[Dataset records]
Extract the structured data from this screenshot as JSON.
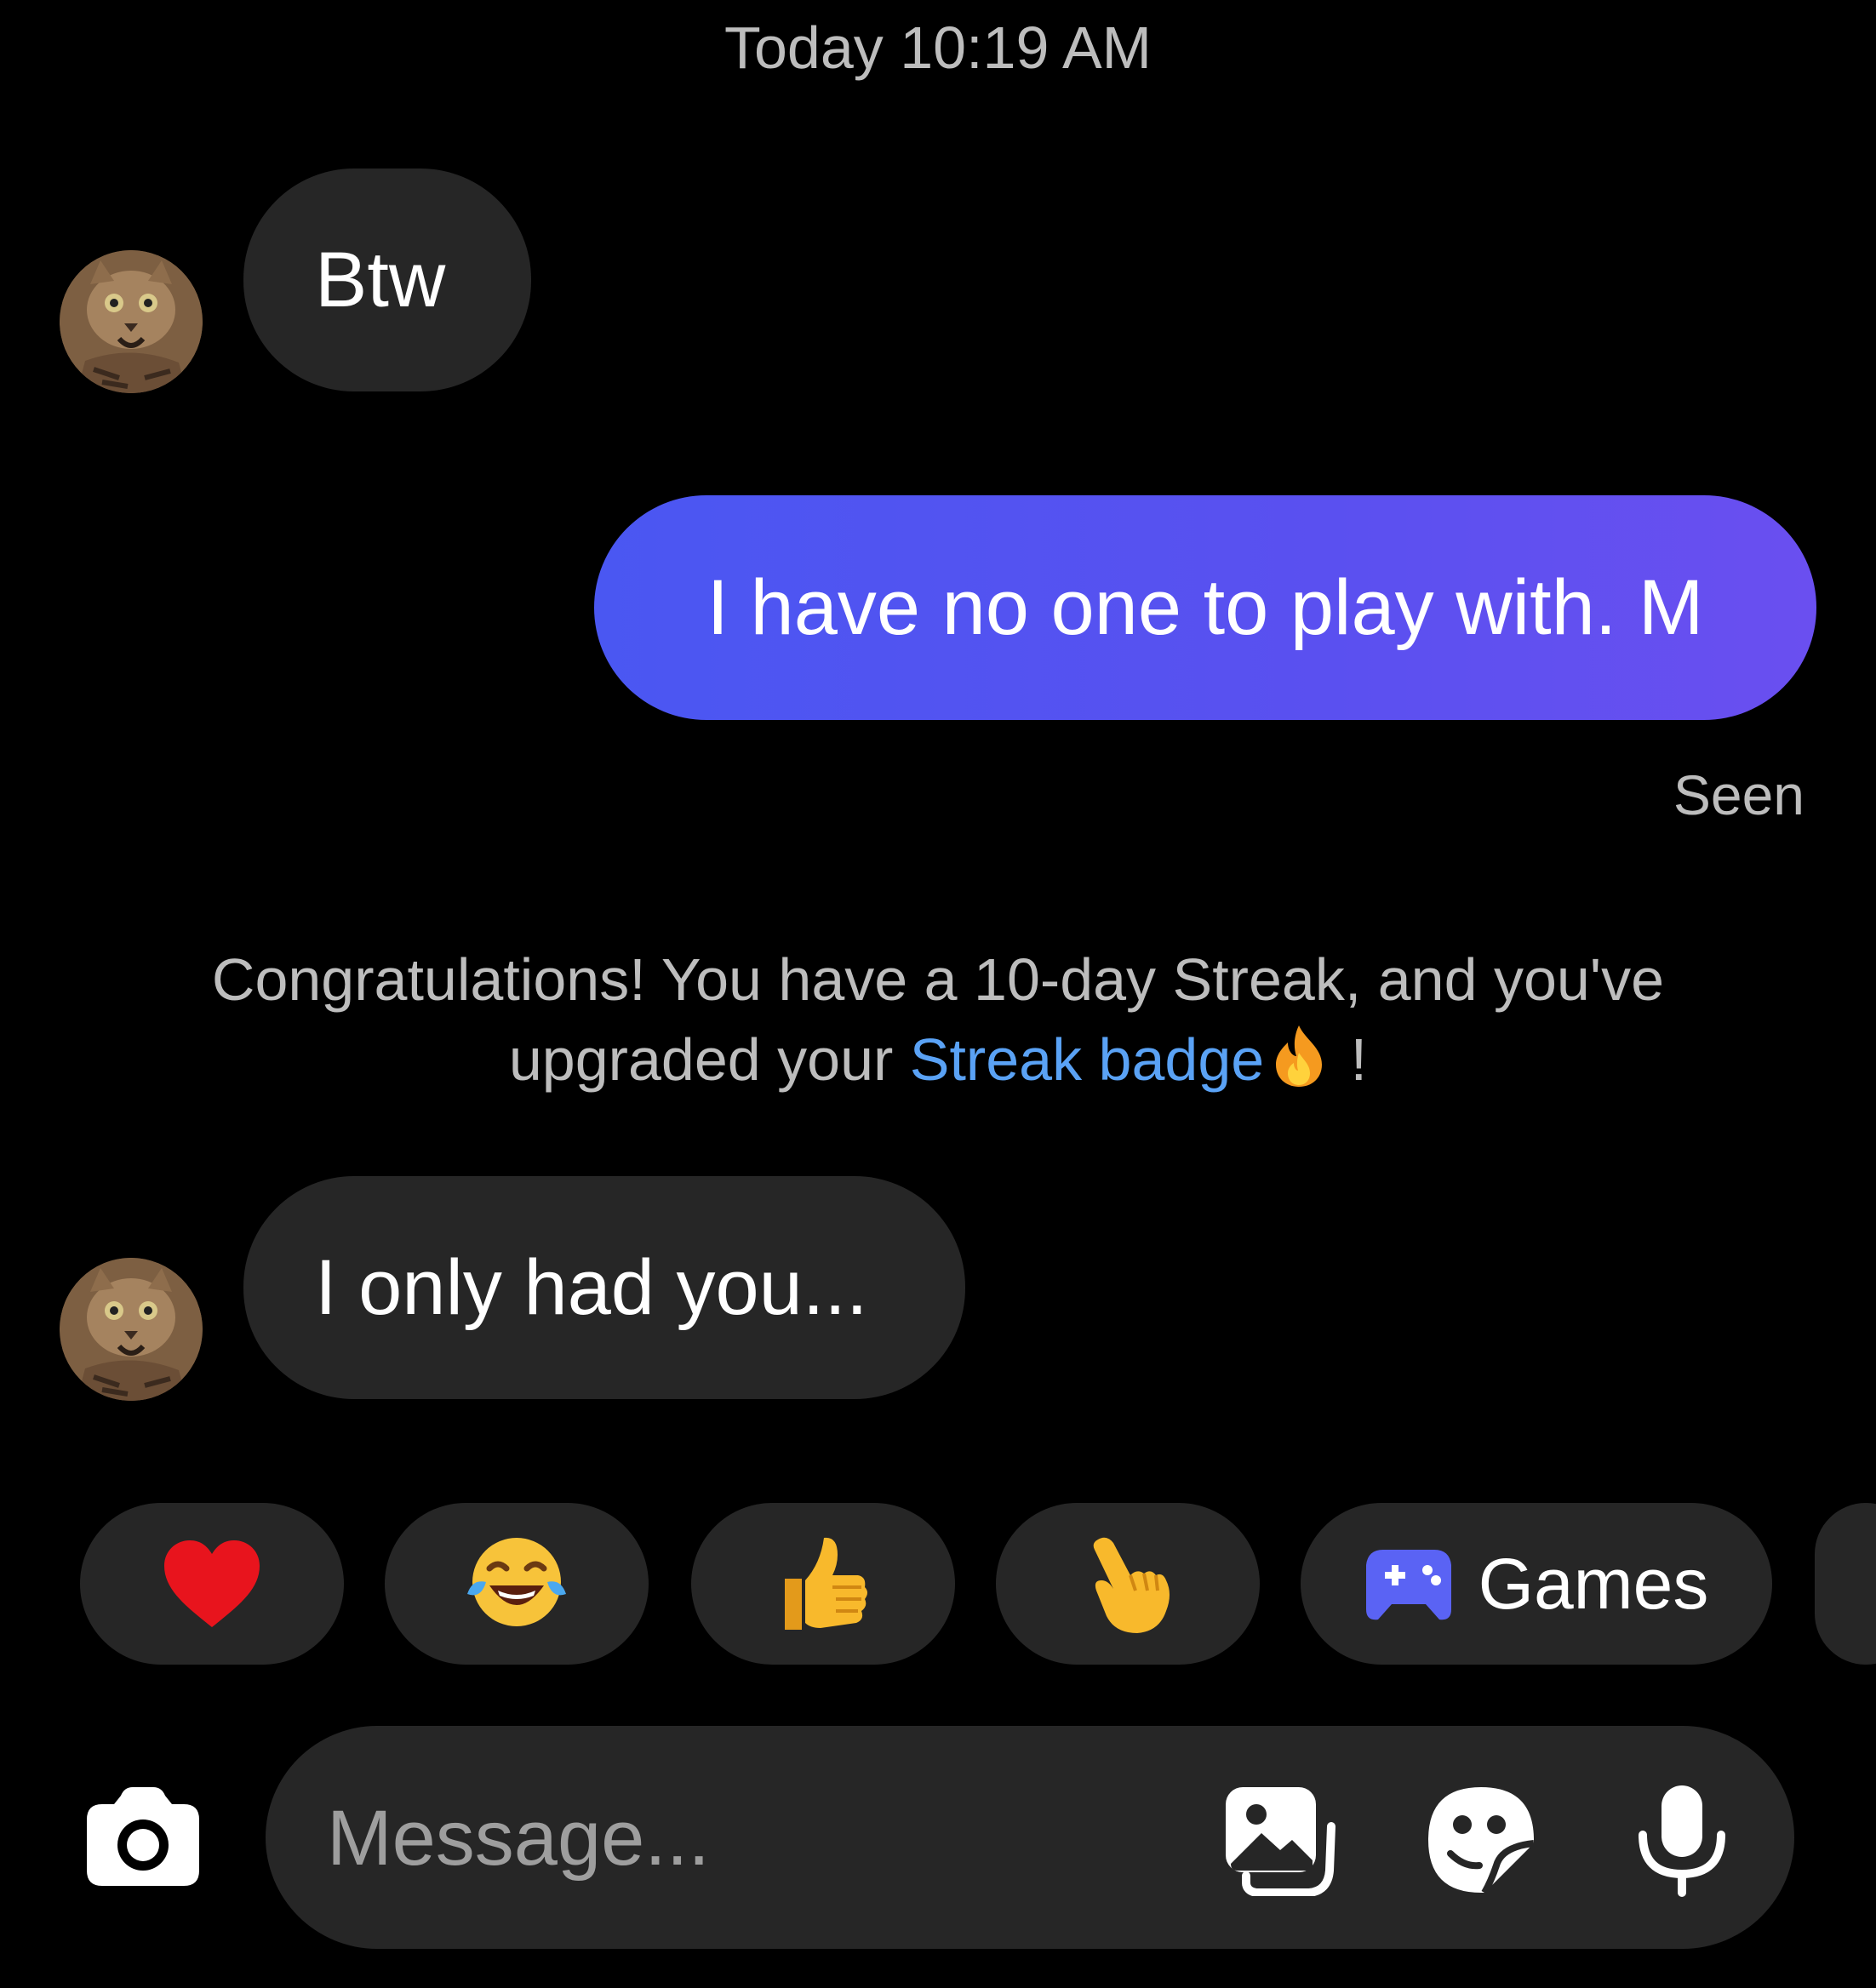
{
  "thread": {
    "timestamp": "Today 10:19 AM",
    "messages": [
      {
        "from": "them",
        "text": "Btw"
      },
      {
        "from": "me",
        "text": "I have no one to play with. M"
      },
      {
        "from": "them",
        "text": "I only had you..."
      }
    ],
    "seen_label": "Seen",
    "streak_notice": {
      "text_before": "Congratulations! You have a 10-day Streak, and you've upgraded your ",
      "link_text": "Streak badge",
      "text_after": " !",
      "icon": "fire-icon"
    }
  },
  "quick_replies": [
    {
      "icon": "red-heart-icon"
    },
    {
      "icon": "tears-of-joy-emoji-icon"
    },
    {
      "icon": "thumbs-up-emoji-icon"
    },
    {
      "icon": "pointing-hand-emoji-icon"
    },
    {
      "icon": "game-controller-icon",
      "label": "Games"
    }
  ],
  "composer": {
    "placeholder": "Message...",
    "icons": [
      "camera-icon",
      "gallery-icon",
      "sticker-icon",
      "microphone-icon"
    ]
  },
  "colors": {
    "background": "#000000",
    "incoming_bubble": "#262626",
    "outgoing_bubble": "#5453f1",
    "link": "#5aa2f5",
    "muted_text": "#bdbdbd"
  }
}
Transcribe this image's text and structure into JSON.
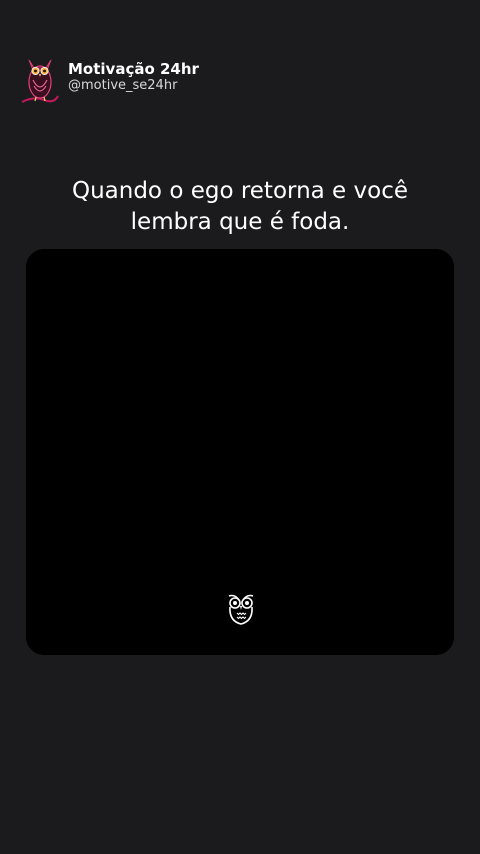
{
  "profile": {
    "name": "Motivação 24hr",
    "handle": "@motive_se24hr",
    "avatar_icon": "owl-icon"
  },
  "post": {
    "caption": "Quando o ego retorna e você lembra que é foda."
  },
  "media": {
    "watermark_icon": "owl-icon",
    "background": "#000000"
  },
  "colors": {
    "page_background": "#1b1b1d",
    "text": "#ffffff",
    "avatar_accent": "#c2185b"
  }
}
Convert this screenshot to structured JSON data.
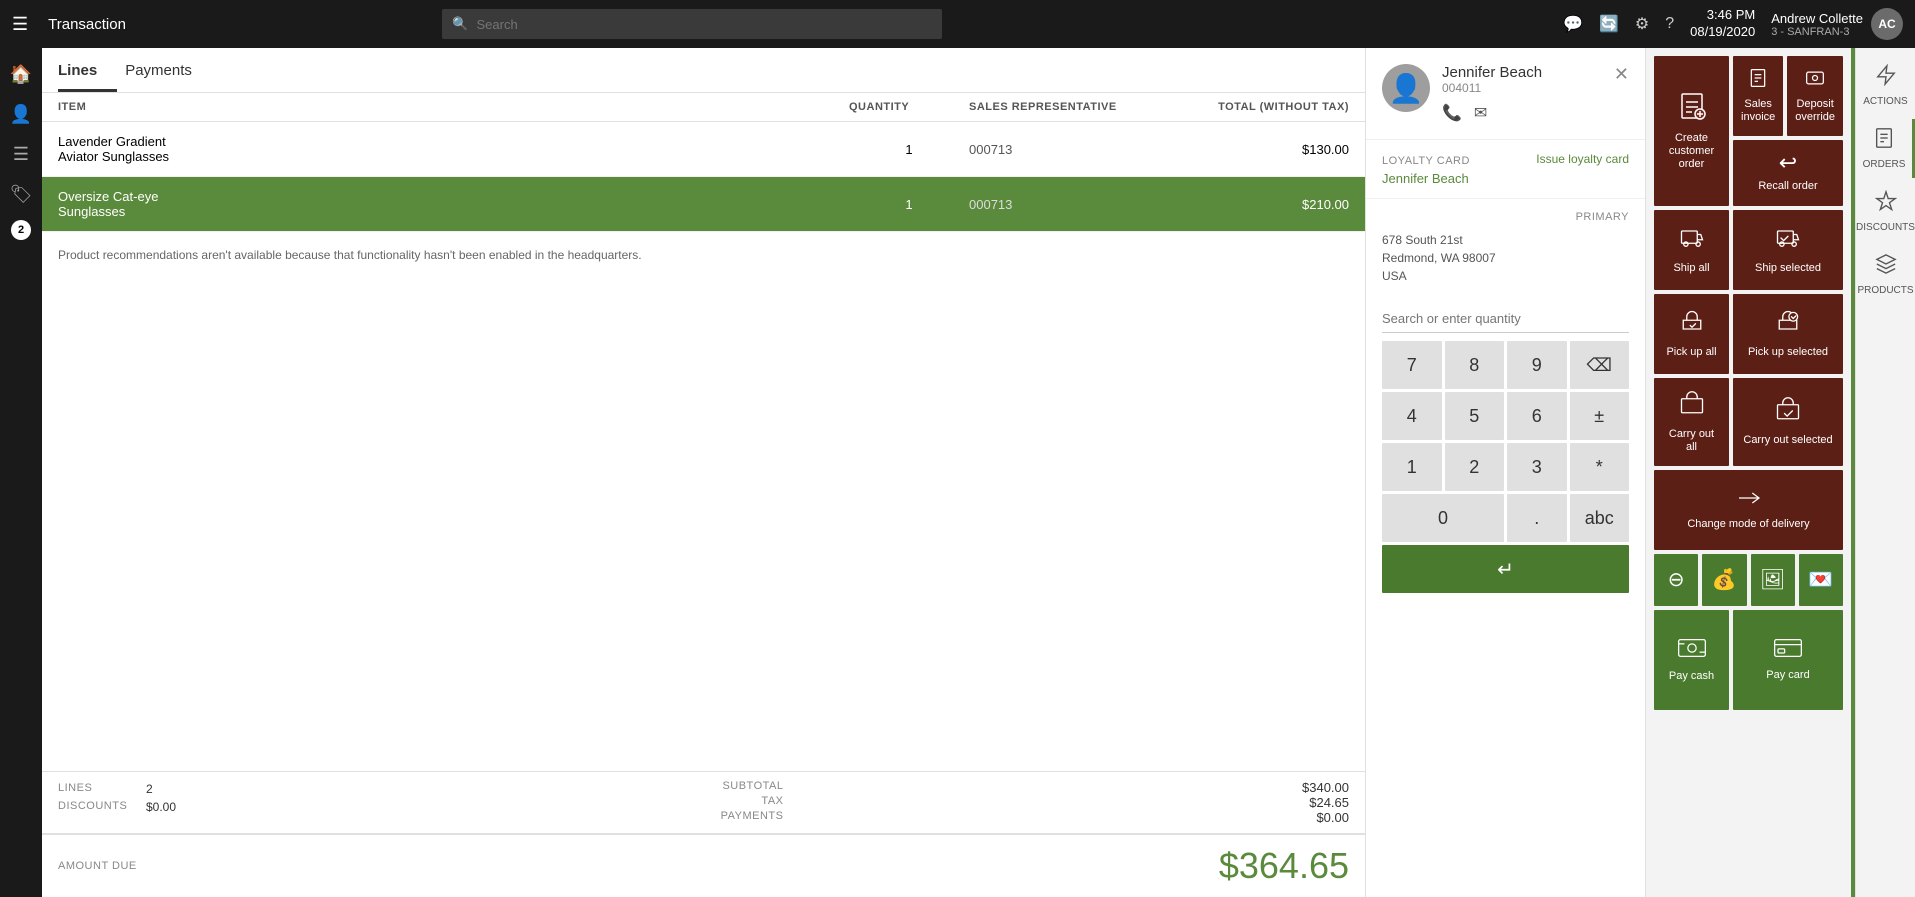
{
  "topbar": {
    "hamburger": "☰",
    "title": "Transaction",
    "search_placeholder": "Search",
    "icons": [
      "💬",
      "🔄",
      "⚙",
      "?"
    ],
    "time": "3:46 PM",
    "date": "08/19/2020",
    "store": "3 - SANFRAN-3",
    "user": "Andrew Collette",
    "avatar": "AC"
  },
  "sidebar": {
    "items": [
      {
        "icon": "🏠",
        "name": "home-icon"
      },
      {
        "icon": "👤",
        "name": "customer-icon"
      },
      {
        "icon": "☰",
        "name": "menu-icon"
      },
      {
        "icon": "🏷",
        "name": "tag-icon"
      },
      {
        "icon": "2",
        "name": "badge-2"
      }
    ]
  },
  "tabs": {
    "items": [
      {
        "label": "Lines",
        "active": true
      },
      {
        "label": "Payments",
        "active": false
      }
    ]
  },
  "table": {
    "headers": [
      "ITEM",
      "QUANTITY",
      "SALES REPRESENTATIVE",
      "TOTAL (WITHOUT TAX)"
    ],
    "rows": [
      {
        "item_name": "Lavender Gradient",
        "item_sub": "Aviator Sunglasses",
        "quantity": "1",
        "rep": "000713",
        "price": "$130.00",
        "selected": false
      },
      {
        "item_name": "Oversize Cat-eye",
        "item_sub": "Sunglasses",
        "quantity": "1",
        "rep": "000713",
        "price": "$210.00",
        "selected": true
      }
    ]
  },
  "notice": "Product recommendations aren't available because that functionality hasn't been enabled in the headquarters.",
  "summary": {
    "lines_label": "LINES",
    "lines_value": "2",
    "discounts_label": "DISCOUNTS",
    "discounts_value": "$0.00",
    "subtotal_label": "SUBTOTAL",
    "subtotal_value": "$340.00",
    "tax_label": "TAX",
    "tax_value": "$24.65",
    "payments_label": "PAYMENTS",
    "payments_value": "$0.00",
    "amount_due_label": "AMOUNT DUE",
    "amount_due_value": "$364.65"
  },
  "customer": {
    "name": "Jennifer Beach",
    "id": "004011",
    "phone_icon": "📞",
    "email_icon": "✉",
    "loyalty_label": "LOYALTY CARD",
    "loyalty_link": "Issue loyalty card",
    "loyalty_name": "Jennifer Beach",
    "address": "678 South 21st\nRedmond, WA 98007\nUSA",
    "primary_label": "PRIMARY"
  },
  "numpad": {
    "search_placeholder": "Search or enter quantity",
    "keys": [
      "7",
      "8",
      "9",
      "⌫",
      "4",
      "5",
      "6",
      "±",
      "1",
      "2",
      "3",
      "*",
      "0",
      ".",
      "abc"
    ],
    "enter_icon": "↵"
  },
  "actions": {
    "tiles": [
      {
        "label": "Create customer order",
        "icon": "📋",
        "color": "dark-red",
        "span": false,
        "name": "create-customer-order"
      },
      {
        "label": "Sales invoice",
        "icon": "🧾",
        "color": "dark-red",
        "span": false,
        "name": "sales-invoice"
      },
      {
        "label": "Deposit override",
        "icon": "💳",
        "color": "dark-red",
        "span": false,
        "name": "deposit-override"
      },
      {
        "label": "Recall order",
        "icon": "↩",
        "color": "dark-red",
        "span": false,
        "name": "recall-order"
      },
      {
        "label": "Ship all",
        "icon": "🚚",
        "color": "dark-red",
        "span": false,
        "name": "ship-all"
      },
      {
        "label": "Ship selected",
        "icon": "📦",
        "color": "dark-red",
        "span": false,
        "name": "ship-selected"
      },
      {
        "label": "Pick up all",
        "icon": "🛒",
        "color": "dark-red",
        "span": false,
        "name": "pick-up-all"
      },
      {
        "label": "Pick up selected",
        "icon": "🛍",
        "color": "dark-red",
        "span": false,
        "name": "pick-up-selected"
      },
      {
        "label": "Carry out all",
        "icon": "🛄",
        "color": "dark-red",
        "span": false,
        "name": "carry-out-all"
      },
      {
        "label": "Carry out selected",
        "icon": "🛄",
        "color": "dark-red",
        "span": false,
        "name": "carry-out-selected"
      },
      {
        "label": "Change mode of delivery",
        "icon": "🔄",
        "color": "dark-red",
        "span": false,
        "name": "change-mode-delivery"
      },
      {
        "label": "Pay cash",
        "icon": "💵",
        "color": "green",
        "span": false,
        "name": "pay-cash"
      },
      {
        "label": "Pay card",
        "icon": "💳",
        "color": "green",
        "span": false,
        "name": "pay-card"
      }
    ],
    "small_tiles": [
      {
        "icon": "⊖",
        "name": "discount-icon-1"
      },
      {
        "icon": "💰",
        "name": "discount-icon-2"
      },
      {
        "icon": "🖼",
        "name": "gift-card-icon"
      },
      {
        "icon": "💌",
        "name": "loyalty-icon"
      }
    ]
  },
  "right_sidebar": {
    "items": [
      {
        "icon": "⚡",
        "label": "ACTIONS",
        "name": "actions-nav"
      },
      {
        "icon": "📋",
        "label": "ORDERS",
        "name": "orders-nav"
      },
      {
        "icon": "🏷",
        "label": "DISCOUNTS",
        "name": "discounts-nav"
      },
      {
        "icon": "📦",
        "label": "PRODUCTS",
        "name": "products-nav"
      }
    ]
  }
}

DO THIS: In your copy, leave out the pictures and reproduce the material above exactly.

RESPONSE BELOW:
Extract the structured data from this screenshot as JSON.
{
  "thread": {
    "timestamp": "Today 10:19 AM",
    "messages": [
      {
        "from": "them",
        "text": "Btw"
      },
      {
        "from": "me",
        "text": "I have no one to play with. M"
      },
      {
        "from": "them",
        "text": "I only had you..."
      }
    ],
    "seen_label": "Seen",
    "streak_notice": {
      "text_before": "Congratulations! You have a 10-day Streak, and you've upgraded your ",
      "link_text": "Streak badge",
      "text_after": " !",
      "icon": "fire-icon"
    }
  },
  "quick_replies": [
    {
      "icon": "red-heart-icon"
    },
    {
      "icon": "tears-of-joy-emoji-icon"
    },
    {
      "icon": "thumbs-up-emoji-icon"
    },
    {
      "icon": "pointing-hand-emoji-icon"
    },
    {
      "icon": "game-controller-icon",
      "label": "Games"
    }
  ],
  "composer": {
    "placeholder": "Message...",
    "icons": [
      "camera-icon",
      "gallery-icon",
      "sticker-icon",
      "microphone-icon"
    ]
  },
  "colors": {
    "background": "#000000",
    "incoming_bubble": "#262626",
    "outgoing_bubble": "#5453f1",
    "link": "#5aa2f5",
    "muted_text": "#bdbdbd"
  }
}
Transcribe this image's text and structure into JSON.
{
  "profile": {
    "name": "Motivação 24hr",
    "handle": "@motive_se24hr",
    "avatar_icon": "owl-icon"
  },
  "post": {
    "caption": "Quando o ego retorna e você lembra que é foda."
  },
  "media": {
    "watermark_icon": "owl-icon",
    "background": "#000000"
  },
  "colors": {
    "page_background": "#1b1b1d",
    "text": "#ffffff",
    "avatar_accent": "#c2185b"
  }
}
Convert this screenshot to structured JSON data.
{
  "topbar": {
    "hamburger": "☰",
    "title": "Transaction",
    "search_placeholder": "Search",
    "icons": [
      "💬",
      "🔄",
      "⚙",
      "?"
    ],
    "time": "3:46 PM",
    "date": "08/19/2020",
    "store": "3 - SANFRAN-3",
    "user": "Andrew Collette",
    "avatar": "AC"
  },
  "sidebar": {
    "items": [
      {
        "icon": "🏠",
        "name": "home-icon"
      },
      {
        "icon": "👤",
        "name": "customer-icon"
      },
      {
        "icon": "☰",
        "name": "menu-icon"
      },
      {
        "icon": "🏷",
        "name": "tag-icon"
      },
      {
        "icon": "2",
        "name": "badge-2"
      }
    ]
  },
  "tabs": {
    "items": [
      {
        "label": "Lines",
        "active": true
      },
      {
        "label": "Payments",
        "active": false
      }
    ]
  },
  "table": {
    "headers": [
      "ITEM",
      "QUANTITY",
      "SALES REPRESENTATIVE",
      "TOTAL (WITHOUT TAX)"
    ],
    "rows": [
      {
        "item_name": "Lavender Gradient",
        "item_sub": "Aviator Sunglasses",
        "quantity": "1",
        "rep": "000713",
        "price": "$130.00",
        "selected": false
      },
      {
        "item_name": "Oversize Cat-eye",
        "item_sub": "Sunglasses",
        "quantity": "1",
        "rep": "000713",
        "price": "$210.00",
        "selected": true
      }
    ]
  },
  "notice": "Product recommendations aren't available because that functionality hasn't been enabled in the headquarters.",
  "summary": {
    "lines_label": "LINES",
    "lines_value": "2",
    "discounts_label": "DISCOUNTS",
    "discounts_value": "$0.00",
    "subtotal_label": "SUBTOTAL",
    "subtotal_value": "$340.00",
    "tax_label": "TAX",
    "tax_value": "$24.65",
    "payments_label": "PAYMENTS",
    "payments_value": "$0.00",
    "amount_due_label": "AMOUNT DUE",
    "amount_due_value": "$364.65"
  },
  "customer": {
    "name": "Jennifer Beach",
    "id": "004011",
    "phone_icon": "📞",
    "email_icon": "✉",
    "loyalty_label": "LOYALTY CARD",
    "loyalty_link": "Issue loyalty card",
    "loyalty_name": "Jennifer Beach",
    "address": "678 South 21st\nRedmond, WA 98007\nUSA",
    "primary_label": "PRIMARY"
  },
  "numpad": {
    "search_placeholder": "Search or enter quantity",
    "keys": [
      "7",
      "8",
      "9",
      "⌫",
      "4",
      "5",
      "6",
      "±",
      "1",
      "2",
      "3",
      "*",
      "0",
      ".",
      "abc"
    ],
    "enter_icon": "↵"
  },
  "actions": {
    "tiles": [
      {
        "label": "Create customer order",
        "icon": "📋",
        "color": "dark-red",
        "span": false,
        "name": "create-customer-order"
      },
      {
        "label": "Sales invoice",
        "icon": "🧾",
        "color": "dark-red",
        "span": false,
        "name": "sales-invoice"
      },
      {
        "label": "Deposit override",
        "icon": "💳",
        "color": "dark-red",
        "span": false,
        "name": "deposit-override"
      },
      {
        "label": "Recall order",
        "icon": "↩",
        "color": "dark-red",
        "span": false,
        "name": "recall-order"
      },
      {
        "label": "Ship all",
        "icon": "🚚",
        "color": "dark-red",
        "span": false,
        "name": "ship-all"
      },
      {
        "label": "Ship selected",
        "icon": "📦",
        "color": "dark-red",
        "span": false,
        "name": "ship-selected"
      },
      {
        "label": "Pick up all",
        "icon": "🛒",
        "color": "dark-red",
        "span": false,
        "name": "pick-up-all"
      },
      {
        "label": "Pick up selected",
        "icon": "🛍",
        "color": "dark-red",
        "span": false,
        "name": "pick-up-selected"
      },
      {
        "label": "Carry out all",
        "icon": "🛄",
        "color": "dark-red",
        "span": false,
        "name": "carry-out-all"
      },
      {
        "label": "Carry out selected",
        "icon": "🛄",
        "color": "dark-red",
        "span": false,
        "name": "carry-out-selected"
      },
      {
        "label": "Change mode of delivery",
        "icon": "🔄",
        "color": "dark-red",
        "span": false,
        "name": "change-mode-delivery"
      },
      {
        "label": "Pay cash",
        "icon": "💵",
        "color": "green",
        "span": false,
        "name": "pay-cash"
      },
      {
        "label": "Pay card",
        "icon": "💳",
        "color": "green",
        "span": false,
        "name": "pay-card"
      }
    ],
    "small_tiles": [
      {
        "icon": "⊖",
        "name": "discount-icon-1"
      },
      {
        "icon": "💰",
        "name": "discount-icon-2"
      },
      {
        "icon": "🖼",
        "name": "gift-card-icon"
      },
      {
        "icon": "💌",
        "name": "loyalty-icon"
      }
    ]
  },
  "right_sidebar": {
    "items": [
      {
        "icon": "⚡",
        "label": "ACTIONS",
        "name": "actions-nav"
      },
      {
        "icon": "📋",
        "label": "ORDERS",
        "name": "orders-nav"
      },
      {
        "icon": "🏷",
        "label": "DISCOUNTS",
        "name": "discounts-nav"
      },
      {
        "icon": "📦",
        "label": "PRODUCTS",
        "name": "products-nav"
      }
    ]
  }
}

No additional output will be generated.